What is needed:
Would you pull out every line of the material that contains the string "right"?

Records for the exercise:
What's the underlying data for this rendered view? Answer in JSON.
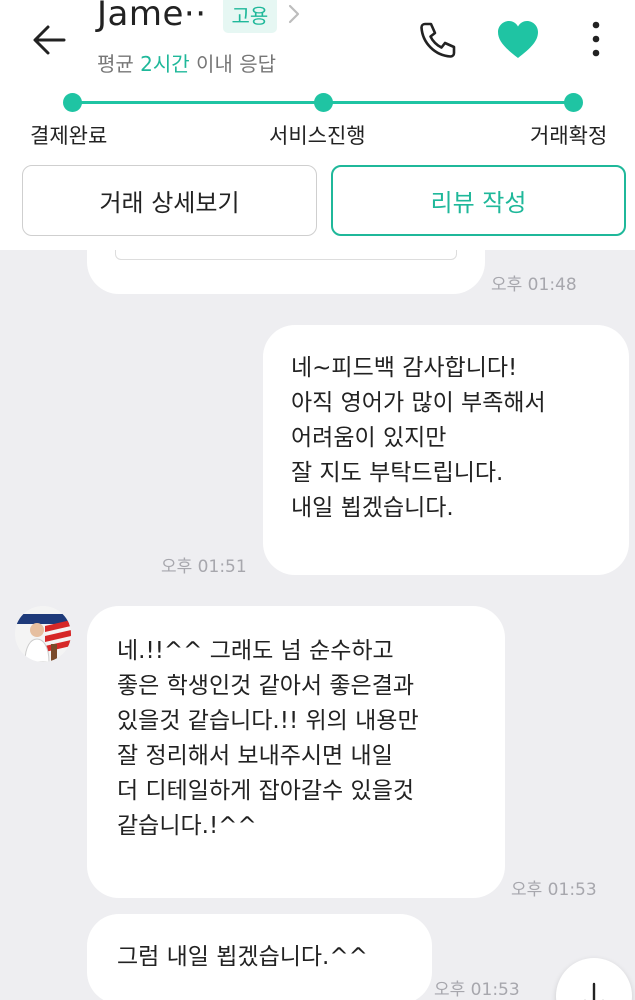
{
  "header": {
    "name": "Jame··",
    "hire_badge": "고용",
    "response_prefix": "평균 ",
    "response_time": "2시간",
    "response_suffix": " 이내 응답",
    "icons": {
      "back": "back-arrow-icon",
      "profile": "chevron-right-icon",
      "call": "phone-icon",
      "favorite": "heart-icon",
      "more": "more-vertical-icon"
    },
    "accent_color": "#1fc4a3"
  },
  "progress": {
    "steps": [
      "결제완료",
      "서비스진행",
      "거래확정"
    ]
  },
  "actions": {
    "detail_label": "거래 상세보기",
    "review_label": "리뷰 작성"
  },
  "chat": {
    "messages": [
      {
        "side": "left",
        "time": "오후 01:48",
        "lines": []
      },
      {
        "side": "right",
        "time": "오후 01:51",
        "lines": [
          "네~피드백 감사합니다!",
          "아직 영어가 많이 부족해서",
          "어려움이 있지만",
          "잘 지도 부탁드립니다.",
          "내일 뵙겠습니다."
        ]
      },
      {
        "side": "left",
        "time": "오후 01:53",
        "lines": [
          "네.!!^^ 그래도 넘 순수하고",
          "좋은 학생인것 같아서 좋은결과",
          "있을것 같습니다.!! 위의 내용만",
          "잘 정리해서 보내주시면 내일",
          "더 디테일하게 잡아갈수 있을것",
          "같습니다.!^^"
        ]
      },
      {
        "side": "left",
        "time": "오후 01:53",
        "lines": [
          "그럼 내일 뵙겠습니다.^^"
        ]
      }
    ],
    "icons": {
      "scroll_down": "arrow-down-icon",
      "avatar": "avatar"
    }
  }
}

Reply:
      "profile": "chevron-right-icon",
        "side": "right",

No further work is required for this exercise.